**INFORMATION SHOWN**
<<<<
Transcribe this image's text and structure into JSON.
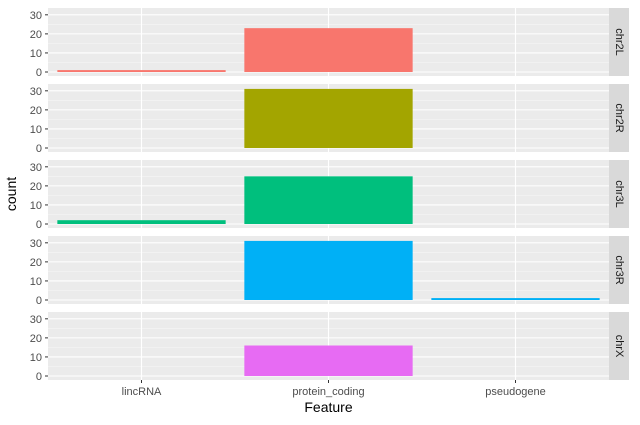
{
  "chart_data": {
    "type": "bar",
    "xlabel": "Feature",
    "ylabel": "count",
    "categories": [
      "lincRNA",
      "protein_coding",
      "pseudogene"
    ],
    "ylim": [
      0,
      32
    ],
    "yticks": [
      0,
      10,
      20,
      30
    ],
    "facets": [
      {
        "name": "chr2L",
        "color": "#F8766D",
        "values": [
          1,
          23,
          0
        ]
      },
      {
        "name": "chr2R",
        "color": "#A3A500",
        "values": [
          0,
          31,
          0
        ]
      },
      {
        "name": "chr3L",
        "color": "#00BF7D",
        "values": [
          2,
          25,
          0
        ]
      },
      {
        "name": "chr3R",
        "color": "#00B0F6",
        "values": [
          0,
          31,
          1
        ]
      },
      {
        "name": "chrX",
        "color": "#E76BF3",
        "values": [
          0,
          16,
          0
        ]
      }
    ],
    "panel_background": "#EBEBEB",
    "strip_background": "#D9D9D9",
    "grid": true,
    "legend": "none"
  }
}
>>>>
**EXERCISE**
Every line above that holds "name" should be copied out.

**RESPONSE**
        "name": "chr2L",
        "name": "chr2R",
        "name": "chr3L",
        "name": "chr3R",
        "name": "chrX",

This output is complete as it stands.